Directive A
In the chessboxing discussion, repeat the passage starting at "Maybe we could" and ending at "Noyce 189 (inactive).".

Passage shown

Chris Baker is another one who would be a good bet, Black Belt at Karate and an IM.
Maybe we could have an IM/GM all play all? Anyway for those who are interested I am running a tournament, 26th-28th June. Check out http://www.gingergm.com/big-slick-chess/ .Cheers Psycho-Cowboy (forgotten my password hence the guest status. Also a bit drunk!! improving the beer belly...)
I remember at BUPCA one year old Noycie entertaining the Southampton University team over dinner by giving the details - at some length - of a fight with two guys he once managed to get into (and go on to win) that kicked off when he asked them the time.
Bob Noyce 189 (inactive).
Apparently asking people the time is an international thing - everybody's worked out that it's the way to find out, from their accents, whether the people you're considering giving a kicking to are from abroad/some other region/where the other team are from. A mate of mine nearly got a shoeing at the European Championships in 1990 beginning with being asked whatever "have you got the time, mate?" is in Italian.
I attended a ChessBoxing event at Bethnal Green Working Mens Club recently (btw: it had been advertised on Chessbase) out of curiousity and a love of almost all things chess (I enjoy boxing also but hadn't been to a live fight before). Apart from Malcolm Pein, whose instructive, witty and innuendo-laden chess commentary went down a storm with the fairly evenly male/female ratiod crowd, the only other 'serious' chess player I encountered was Adam Raoof. There were 4 bouts and a lot of the chess and boxing were not very good though still entertaining. The final bout, featured a Swede v a German, both rated over 1900 and both their chess and boxing was good and exciting. The place was crammed with people enjoying the event immensely.
Wasn't the Bethnal Green thing the one Morgan went to?
a lot of the chess and boxing were not very good though still entertaining
I think this is the crux: serious chessplayers aren't going to want to box in the middle of their games and serious boxers won't want to play chess. This is why the utter unlikelihood of chessboxing ever taking off as anything other than a freak show (and probably not even that) seems to me to be a statement of the obvious.

Coordinate annotation records
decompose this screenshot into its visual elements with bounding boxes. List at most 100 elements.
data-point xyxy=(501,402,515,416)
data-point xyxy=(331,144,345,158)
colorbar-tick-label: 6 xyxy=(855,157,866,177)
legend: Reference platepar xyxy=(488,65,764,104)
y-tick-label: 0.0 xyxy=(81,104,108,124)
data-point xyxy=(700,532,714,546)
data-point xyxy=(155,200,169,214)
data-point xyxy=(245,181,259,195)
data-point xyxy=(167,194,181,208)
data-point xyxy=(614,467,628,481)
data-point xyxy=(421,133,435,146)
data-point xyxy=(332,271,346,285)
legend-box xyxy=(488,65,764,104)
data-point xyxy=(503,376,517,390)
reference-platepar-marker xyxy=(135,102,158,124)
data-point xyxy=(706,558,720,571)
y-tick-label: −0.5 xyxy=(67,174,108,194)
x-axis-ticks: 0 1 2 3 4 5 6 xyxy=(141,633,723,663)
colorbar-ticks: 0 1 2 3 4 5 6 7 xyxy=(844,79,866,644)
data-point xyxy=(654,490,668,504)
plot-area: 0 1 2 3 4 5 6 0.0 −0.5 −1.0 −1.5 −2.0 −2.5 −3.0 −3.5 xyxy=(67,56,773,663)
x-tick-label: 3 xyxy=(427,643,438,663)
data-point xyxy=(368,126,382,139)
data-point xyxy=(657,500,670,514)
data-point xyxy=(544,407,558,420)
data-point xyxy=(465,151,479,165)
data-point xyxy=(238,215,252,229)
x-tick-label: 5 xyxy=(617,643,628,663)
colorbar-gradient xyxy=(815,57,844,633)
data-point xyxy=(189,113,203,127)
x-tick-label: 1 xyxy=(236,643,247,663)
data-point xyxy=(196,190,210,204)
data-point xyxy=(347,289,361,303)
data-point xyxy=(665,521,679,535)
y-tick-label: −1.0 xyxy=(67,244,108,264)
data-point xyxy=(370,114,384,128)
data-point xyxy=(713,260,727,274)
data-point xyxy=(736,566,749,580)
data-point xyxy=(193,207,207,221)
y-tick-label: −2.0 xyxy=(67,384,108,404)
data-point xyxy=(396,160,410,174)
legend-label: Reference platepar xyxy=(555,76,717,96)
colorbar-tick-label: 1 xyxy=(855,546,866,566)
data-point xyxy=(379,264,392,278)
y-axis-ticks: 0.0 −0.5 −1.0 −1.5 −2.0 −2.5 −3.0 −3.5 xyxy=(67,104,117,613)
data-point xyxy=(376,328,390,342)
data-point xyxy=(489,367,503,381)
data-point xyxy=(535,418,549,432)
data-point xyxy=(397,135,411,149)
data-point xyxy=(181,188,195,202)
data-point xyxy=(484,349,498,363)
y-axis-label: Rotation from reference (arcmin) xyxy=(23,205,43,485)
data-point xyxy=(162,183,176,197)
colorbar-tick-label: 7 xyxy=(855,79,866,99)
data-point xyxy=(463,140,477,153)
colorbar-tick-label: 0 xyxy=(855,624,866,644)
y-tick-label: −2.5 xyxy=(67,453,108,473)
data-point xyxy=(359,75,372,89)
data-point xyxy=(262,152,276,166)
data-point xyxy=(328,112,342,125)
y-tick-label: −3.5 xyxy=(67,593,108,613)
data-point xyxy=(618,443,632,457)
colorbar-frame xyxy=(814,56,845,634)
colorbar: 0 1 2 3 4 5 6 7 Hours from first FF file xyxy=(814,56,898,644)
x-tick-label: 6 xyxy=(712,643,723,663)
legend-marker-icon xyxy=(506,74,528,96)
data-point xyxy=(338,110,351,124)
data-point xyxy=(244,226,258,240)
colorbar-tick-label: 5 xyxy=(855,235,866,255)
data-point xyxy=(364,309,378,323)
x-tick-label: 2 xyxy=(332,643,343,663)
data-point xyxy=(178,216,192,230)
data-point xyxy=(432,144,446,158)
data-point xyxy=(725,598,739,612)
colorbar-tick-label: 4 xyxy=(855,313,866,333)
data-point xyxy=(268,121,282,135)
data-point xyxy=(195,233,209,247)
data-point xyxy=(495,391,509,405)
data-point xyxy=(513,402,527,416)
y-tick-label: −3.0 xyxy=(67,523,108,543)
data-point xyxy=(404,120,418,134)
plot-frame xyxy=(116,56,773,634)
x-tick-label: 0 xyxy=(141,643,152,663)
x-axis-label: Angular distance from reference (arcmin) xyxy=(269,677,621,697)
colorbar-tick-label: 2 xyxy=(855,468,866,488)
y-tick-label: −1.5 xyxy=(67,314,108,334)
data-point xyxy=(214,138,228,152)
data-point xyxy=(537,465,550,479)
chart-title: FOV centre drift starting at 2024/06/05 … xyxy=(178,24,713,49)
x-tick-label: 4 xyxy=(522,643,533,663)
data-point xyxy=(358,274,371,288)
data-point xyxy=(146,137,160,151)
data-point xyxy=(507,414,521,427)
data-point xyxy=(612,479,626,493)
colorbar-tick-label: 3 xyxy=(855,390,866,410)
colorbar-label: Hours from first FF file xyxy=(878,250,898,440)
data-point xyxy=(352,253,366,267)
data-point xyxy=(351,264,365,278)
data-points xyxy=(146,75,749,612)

Directive B
Reproduce the listing starting at its first line and ending at the line containing "colorbar-gradient xyxy=(815,57,844,633)", with both of those lines included.

Correct response A
Maybe we could have an IM/GM all play all? Anyway for those who are interested I am running a tournament, 26th-28th June. Check out http://www.gingergm.com/big-slick-chess/ .Cheers Psycho-Cowboy (forgotten my password hence the guest status. Also a bit drunk!! improving the beer belly...)
I remember at BUPCA one year old Noycie entertaining the Southampton University team over dinner by giving the details - at some length - of a fight with two guys he once managed to get into (and go on to win) that kicked off when he asked them the time.
Bob Noyce 189 (inactive).

Correct response B
decompose this screenshot into its visual elements with bounding boxes. List at most 100 elements.
data-point xyxy=(501,402,515,416)
data-point xyxy=(331,144,345,158)
colorbar-tick-label: 6 xyxy=(855,157,866,177)
legend: Reference platepar xyxy=(488,65,764,104)
y-tick-label: 0.0 xyxy=(81,104,108,124)
data-point xyxy=(700,532,714,546)
data-point xyxy=(155,200,169,214)
data-point xyxy=(245,181,259,195)
data-point xyxy=(167,194,181,208)
data-point xyxy=(614,467,628,481)
data-point xyxy=(421,133,435,146)
data-point xyxy=(332,271,346,285)
legend-box xyxy=(488,65,764,104)
data-point xyxy=(503,376,517,390)
reference-platepar-marker xyxy=(135,102,158,124)
data-point xyxy=(706,558,720,571)
y-tick-label: −0.5 xyxy=(67,174,108,194)
x-axis-ticks: 0 1 2 3 4 5 6 xyxy=(141,633,723,663)
colorbar-ticks: 0 1 2 3 4 5 6 7 xyxy=(844,79,866,644)
data-point xyxy=(654,490,668,504)
plot-area: 0 1 2 3 4 5 6 0.0 −0.5 −1.0 −1.5 −2.0 −2.5 −3.0 −3.5 xyxy=(67,56,773,663)
x-tick-label: 3 xyxy=(427,643,438,663)
data-point xyxy=(368,126,382,139)
data-point xyxy=(657,500,670,514)
data-point xyxy=(544,407,558,420)
data-point xyxy=(465,151,479,165)
data-point xyxy=(238,215,252,229)
x-tick-label: 5 xyxy=(617,643,628,663)
colorbar-gradient xyxy=(815,57,844,633)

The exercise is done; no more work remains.